**WRITTEN INSTRUCTION**: Below is some material; set it all down exactly, apart from the pictures.

**RECORDS FOR THE TASK**:
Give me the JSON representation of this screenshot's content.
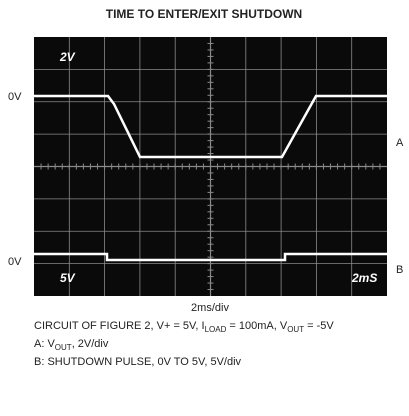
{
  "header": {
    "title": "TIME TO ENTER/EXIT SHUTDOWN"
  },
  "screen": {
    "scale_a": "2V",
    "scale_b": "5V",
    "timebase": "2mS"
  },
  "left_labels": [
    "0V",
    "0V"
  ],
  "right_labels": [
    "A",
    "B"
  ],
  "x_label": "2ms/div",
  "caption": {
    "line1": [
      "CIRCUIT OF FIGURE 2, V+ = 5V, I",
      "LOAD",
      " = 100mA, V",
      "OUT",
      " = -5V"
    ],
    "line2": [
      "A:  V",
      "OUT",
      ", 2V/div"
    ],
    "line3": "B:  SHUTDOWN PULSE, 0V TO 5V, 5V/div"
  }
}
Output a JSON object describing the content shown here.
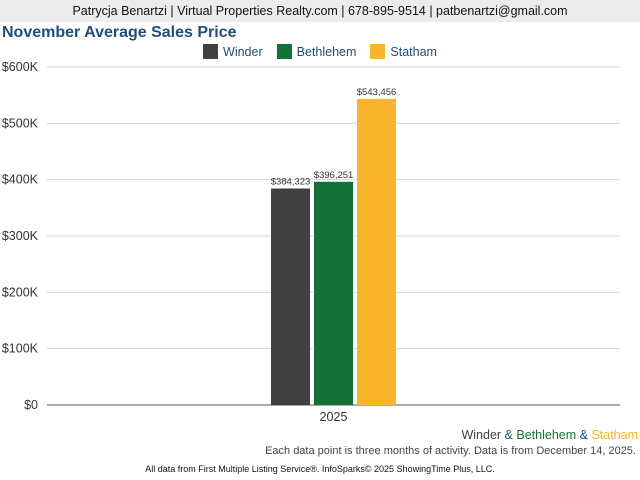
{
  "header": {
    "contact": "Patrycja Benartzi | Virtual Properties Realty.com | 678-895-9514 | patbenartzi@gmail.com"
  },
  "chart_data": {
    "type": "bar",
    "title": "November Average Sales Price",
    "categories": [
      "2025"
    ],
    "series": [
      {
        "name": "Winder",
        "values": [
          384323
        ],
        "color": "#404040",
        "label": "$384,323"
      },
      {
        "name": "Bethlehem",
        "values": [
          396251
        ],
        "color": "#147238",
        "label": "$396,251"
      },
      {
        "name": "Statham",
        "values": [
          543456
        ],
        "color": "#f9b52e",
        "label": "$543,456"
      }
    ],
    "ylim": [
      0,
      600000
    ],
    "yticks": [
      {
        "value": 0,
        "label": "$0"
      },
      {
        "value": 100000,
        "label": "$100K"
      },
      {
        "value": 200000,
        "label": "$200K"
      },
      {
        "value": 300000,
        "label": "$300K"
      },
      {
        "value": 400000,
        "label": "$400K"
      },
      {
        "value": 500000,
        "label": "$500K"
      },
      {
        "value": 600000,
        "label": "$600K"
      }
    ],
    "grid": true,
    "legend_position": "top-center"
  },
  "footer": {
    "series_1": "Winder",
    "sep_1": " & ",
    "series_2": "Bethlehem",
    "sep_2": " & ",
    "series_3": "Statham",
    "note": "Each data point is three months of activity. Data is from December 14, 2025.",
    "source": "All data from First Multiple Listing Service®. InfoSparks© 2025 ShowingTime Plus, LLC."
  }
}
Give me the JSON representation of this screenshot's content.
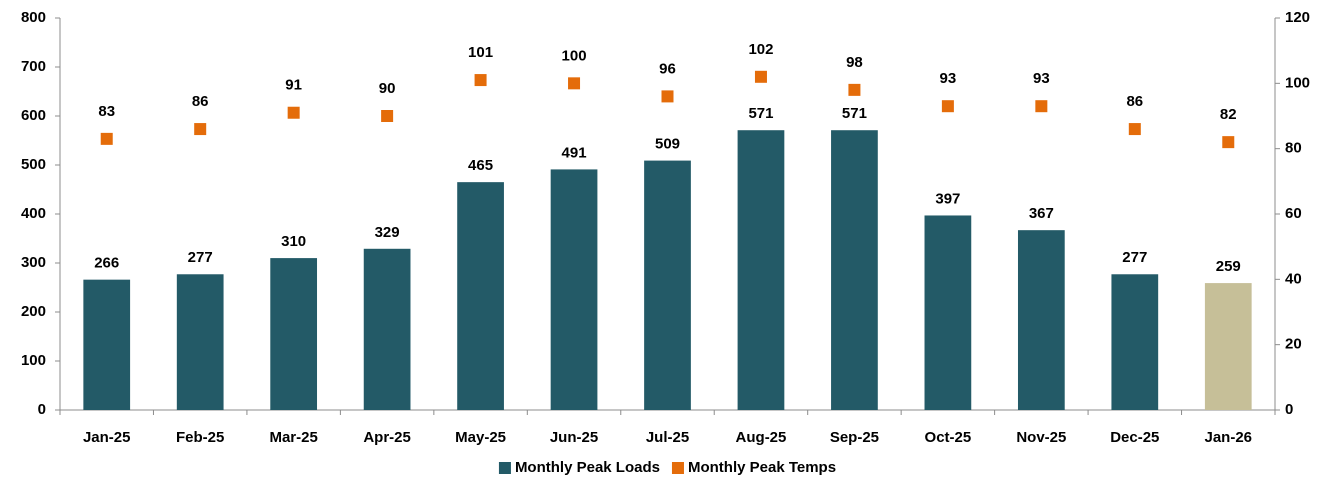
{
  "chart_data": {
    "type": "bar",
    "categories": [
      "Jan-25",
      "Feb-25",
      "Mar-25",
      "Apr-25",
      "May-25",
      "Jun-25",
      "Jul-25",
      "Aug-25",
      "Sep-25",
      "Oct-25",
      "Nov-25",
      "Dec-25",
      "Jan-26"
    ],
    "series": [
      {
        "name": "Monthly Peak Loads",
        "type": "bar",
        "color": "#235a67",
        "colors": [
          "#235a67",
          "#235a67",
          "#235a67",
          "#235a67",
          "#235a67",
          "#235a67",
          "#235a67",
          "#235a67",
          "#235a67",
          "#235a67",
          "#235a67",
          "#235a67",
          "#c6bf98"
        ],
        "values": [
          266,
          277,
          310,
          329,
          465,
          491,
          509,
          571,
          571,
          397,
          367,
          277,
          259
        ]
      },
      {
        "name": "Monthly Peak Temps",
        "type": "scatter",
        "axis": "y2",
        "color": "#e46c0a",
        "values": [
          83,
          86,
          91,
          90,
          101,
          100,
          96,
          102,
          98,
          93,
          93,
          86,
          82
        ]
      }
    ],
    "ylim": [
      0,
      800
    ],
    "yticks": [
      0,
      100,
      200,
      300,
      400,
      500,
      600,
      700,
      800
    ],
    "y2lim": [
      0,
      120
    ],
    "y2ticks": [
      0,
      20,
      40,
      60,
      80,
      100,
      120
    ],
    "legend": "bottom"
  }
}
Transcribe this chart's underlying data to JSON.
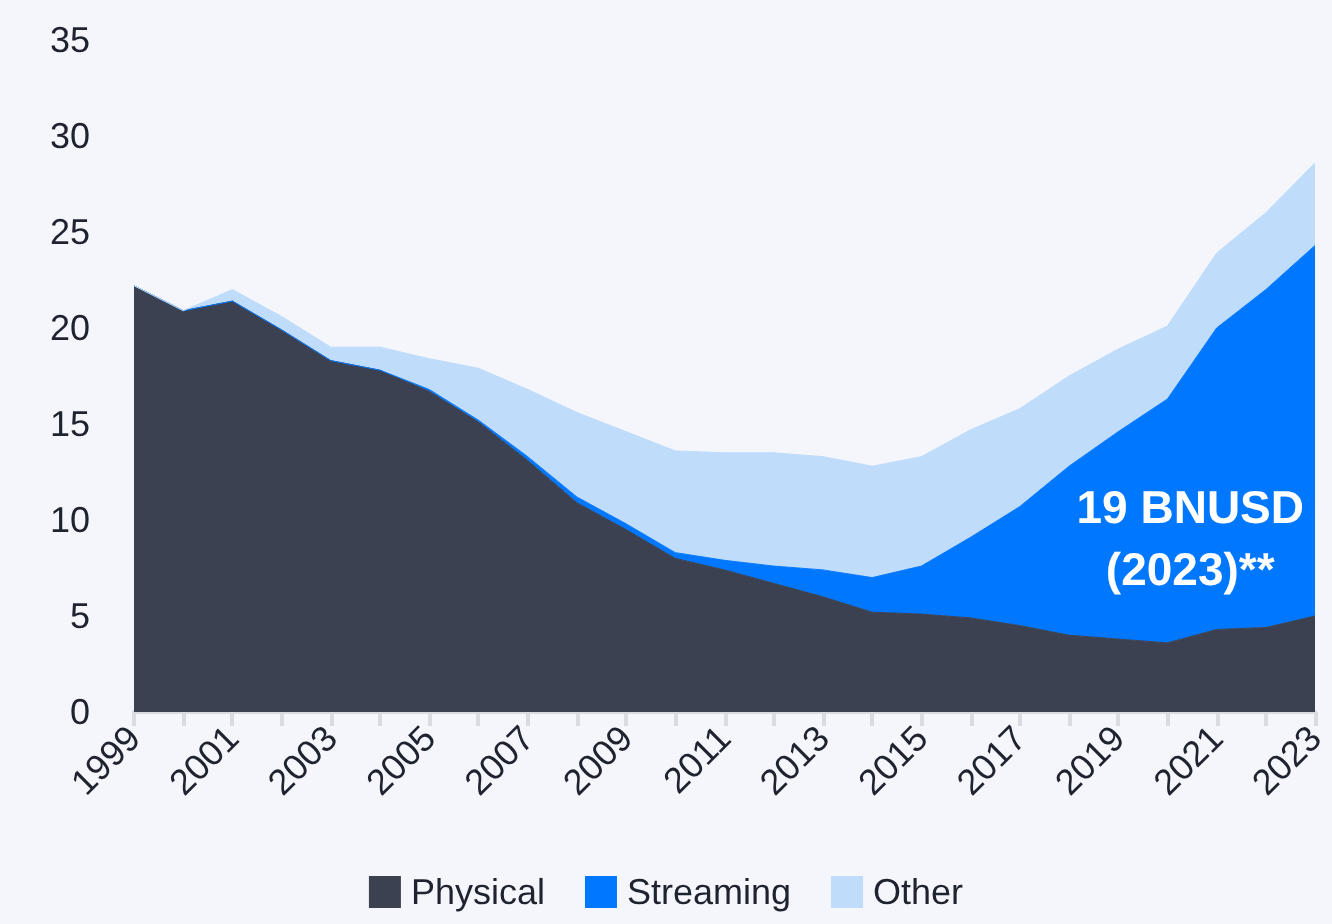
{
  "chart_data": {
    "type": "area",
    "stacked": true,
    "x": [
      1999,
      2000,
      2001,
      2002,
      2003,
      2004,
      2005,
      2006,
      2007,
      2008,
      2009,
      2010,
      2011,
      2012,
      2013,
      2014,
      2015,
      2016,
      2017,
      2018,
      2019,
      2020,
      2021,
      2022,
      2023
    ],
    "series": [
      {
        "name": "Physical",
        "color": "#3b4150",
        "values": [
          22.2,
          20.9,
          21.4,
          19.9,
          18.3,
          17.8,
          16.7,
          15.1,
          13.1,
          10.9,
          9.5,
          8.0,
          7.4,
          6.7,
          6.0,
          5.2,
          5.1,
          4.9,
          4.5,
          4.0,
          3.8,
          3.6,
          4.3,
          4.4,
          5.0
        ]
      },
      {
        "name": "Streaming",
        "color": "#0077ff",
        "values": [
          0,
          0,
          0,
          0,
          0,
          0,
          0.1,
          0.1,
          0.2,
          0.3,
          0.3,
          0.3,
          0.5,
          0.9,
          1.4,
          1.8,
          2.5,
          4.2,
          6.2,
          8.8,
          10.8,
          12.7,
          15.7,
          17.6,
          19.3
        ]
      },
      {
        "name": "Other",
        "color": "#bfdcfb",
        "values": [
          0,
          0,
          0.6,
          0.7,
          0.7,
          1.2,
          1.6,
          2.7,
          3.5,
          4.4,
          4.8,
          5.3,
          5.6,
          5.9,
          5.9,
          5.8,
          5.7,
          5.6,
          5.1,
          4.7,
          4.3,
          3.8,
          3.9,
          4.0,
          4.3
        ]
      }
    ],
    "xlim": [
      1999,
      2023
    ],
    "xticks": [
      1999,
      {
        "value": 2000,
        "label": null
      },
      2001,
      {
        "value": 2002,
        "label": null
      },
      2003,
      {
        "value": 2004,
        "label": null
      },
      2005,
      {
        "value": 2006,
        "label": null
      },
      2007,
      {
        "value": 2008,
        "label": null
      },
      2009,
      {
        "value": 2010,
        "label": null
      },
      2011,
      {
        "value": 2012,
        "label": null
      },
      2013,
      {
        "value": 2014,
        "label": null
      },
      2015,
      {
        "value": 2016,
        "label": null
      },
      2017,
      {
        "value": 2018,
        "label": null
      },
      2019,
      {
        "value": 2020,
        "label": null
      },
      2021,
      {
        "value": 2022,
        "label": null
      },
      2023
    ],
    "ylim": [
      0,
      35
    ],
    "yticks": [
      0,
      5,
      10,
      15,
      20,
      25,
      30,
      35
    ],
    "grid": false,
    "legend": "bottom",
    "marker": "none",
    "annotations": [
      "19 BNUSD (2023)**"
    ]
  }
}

**RESPONSE TO THIS EXERCISE**:
Give me the JSON representation of this screenshot's content.
{
  "header": {
    "title": "TIME TO ENTER/EXIT SHUTDOWN"
  },
  "screen": {
    "scale_a": "2V",
    "scale_b": "5V",
    "timebase": "2mS"
  },
  "left_labels": [
    "0V",
    "0V"
  ],
  "right_labels": [
    "A",
    "B"
  ],
  "x_label": "2ms/div",
  "caption": {
    "line1": [
      "CIRCUIT OF FIGURE 2, V+ = 5V, I",
      "LOAD",
      " = 100mA, V",
      "OUT",
      " = -5V"
    ],
    "line2": [
      "A:  V",
      "OUT",
      ", 2V/div"
    ],
    "line3": "B:  SHUTDOWN PULSE, 0V TO 5V, 5V/div"
  }
}
Output a JSON object describing the content shown here.
{
  "header": {
    "contact": "Patrycja Benartzi | Virtual Properties Realty.com | 678-895-9514 | patbenartzi@gmail.com"
  },
  "chart_data": {
    "type": "bar",
    "title": "November Average Sales Price",
    "categories": [
      "2025"
    ],
    "series": [
      {
        "name": "Winder",
        "values": [
          384323
        ],
        "color": "#404040",
        "label": "$384,323"
      },
      {
        "name": "Bethlehem",
        "values": [
          396251
        ],
        "color": "#147238",
        "label": "$396,251"
      },
      {
        "name": "Statham",
        "values": [
          543456
        ],
        "color": "#f9b52e",
        "label": "$543,456"
      }
    ],
    "ylim": [
      0,
      600000
    ],
    "yticks": [
      {
        "value": 0,
        "label": "$0"
      },
      {
        "value": 100000,
        "label": "$100K"
      },
      {
        "value": 200000,
        "label": "$200K"
      },
      {
        "value": 300000,
        "label": "$300K"
      },
      {
        "value": 400000,
        "label": "$400K"
      },
      {
        "value": 500000,
        "label": "$500K"
      },
      {
        "value": 600000,
        "label": "$600K"
      }
    ],
    "grid": true,
    "legend_position": "top-center"
  },
  "footer": {
    "series_1": "Winder",
    "sep_1": " & ",
    "series_2": "Bethlehem",
    "sep_2": " & ",
    "series_3": "Statham",
    "note": "Each data point is three months of activity. Data is from December 14, 2025.",
    "source": "All data from First Multiple Listing Service®. InfoSparks© 2025 ShowingTime Plus, LLC."
  }
}
Give me the JSON representation of this screenshot's content.
{
  "chart_data": {
    "type": "bar",
    "categories": [
      "Jan-25",
      "Feb-25",
      "Mar-25",
      "Apr-25",
      "May-25",
      "Jun-25",
      "Jul-25",
      "Aug-25",
      "Sep-25",
      "Oct-25",
      "Nov-25",
      "Dec-25",
      "Jan-26"
    ],
    "series": [
      {
        "name": "Monthly Peak Loads",
        "type": "bar",
        "color": "#235a67",
        "colors": [
          "#235a67",
          "#235a67",
          "#235a67",
          "#235a67",
          "#235a67",
          "#235a67",
          "#235a67",
          "#235a67",
          "#235a67",
          "#235a67",
          "#235a67",
          "#235a67",
          "#c6bf98"
        ],
        "values": [
          266,
          277,
          310,
          329,
          465,
          491,
          509,
          571,
          571,
          397,
          367,
          277,
          259
        ]
      },
      {
        "name": "Monthly Peak Temps",
        "type": "scatter",
        "axis": "y2",
        "color": "#e46c0a",
        "values": [
          83,
          86,
          91,
          90,
          101,
          100,
          96,
          102,
          98,
          93,
          93,
          86,
          82
        ]
      }
    ],
    "ylim": [
      0,
      800
    ],
    "yticks": [
      0,
      100,
      200,
      300,
      400,
      500,
      600,
      700,
      800
    ],
    "y2lim": [
      0,
      120
    ],
    "y2ticks": [
      0,
      20,
      40,
      60,
      80,
      100,
      120
    ],
    "legend": "bottom"
  }
}
Transcribe this chart's underlying data to JSON.
{
  "chart_data": {
    "type": "area",
    "stacked": true,
    "x": [
      1999,
      2000,
      2001,
      2002,
      2003,
      2004,
      2005,
      2006,
      2007,
      2008,
      2009,
      2010,
      2011,
      2012,
      2013,
      2014,
      2015,
      2016,
      2017,
      2018,
      2019,
      2020,
      2021,
      2022,
      2023
    ],
    "series": [
      {
        "name": "Physical",
        "color": "#3b4150",
        "values": [
          22.2,
          20.9,
          21.4,
          19.9,
          18.3,
          17.8,
          16.7,
          15.1,
          13.1,
          10.9,
          9.5,
          8.0,
          7.4,
          6.7,
          6.0,
          5.2,
          5.1,
          4.9,
          4.5,
          4.0,
          3.8,
          3.6,
          4.3,
          4.4,
          5.0
        ]
      },
      {
        "name": "Streaming",
        "color": "#0077ff",
        "values": [
          0,
          0,
          0,
          0,
          0,
          0,
          0.1,
          0.1,
          0.2,
          0.3,
          0.3,
          0.3,
          0.5,
          0.9,
          1.4,
          1.8,
          2.5,
          4.2,
          6.2,
          8.8,
          10.8,
          12.7,
          15.7,
          17.6,
          19.3
        ]
      },
      {
        "name": "Other",
        "color": "#bfdcfb",
        "values": [
          0,
          0,
          0.6,
          0.7,
          0.7,
          1.2,
          1.6,
          2.7,
          3.5,
          4.4,
          4.8,
          5.3,
          5.6,
          5.9,
          5.9,
          5.8,
          5.7,
          5.6,
          5.1,
          4.7,
          4.3,
          3.8,
          3.9,
          4.0,
          4.3
        ]
      }
    ],
    "xlim": [
      1999,
      2023
    ],
    "xticks": [
      1999,
      {
        "value": 2000,
        "label": null
      },
      2001,
      {
        "value": 2002,
        "label": null
      },
      2003,
      {
        "value": 2004,
        "label": null
      },
      2005,
      {
        "value": 2006,
        "label": null
      },
      2007,
      {
        "value": 2008,
        "label": null
      },
      2009,
      {
        "value": 2010,
        "label": null
      },
      2011,
      {
        "value": 2012,
        "label": null
      },
      2013,
      {
        "value": 2014,
        "label": null
      },
      2015,
      {
        "value": 2016,
        "label": null
      },
      2017,
      {
        "value": 2018,
        "label": null
      },
      2019,
      {
        "value": 2020,
        "label": null
      },
      2021,
      {
        "value": 2022,
        "label": null
      },
      2023
    ],
    "ylim": [
      0,
      35
    ],
    "yticks": [
      0,
      5,
      10,
      15,
      20,
      25,
      30,
      35
    ],
    "grid": false,
    "legend": "bottom",
    "marker": "none",
    "annotations": [
      "19 BNUSD (2023)**"
    ]
  }
}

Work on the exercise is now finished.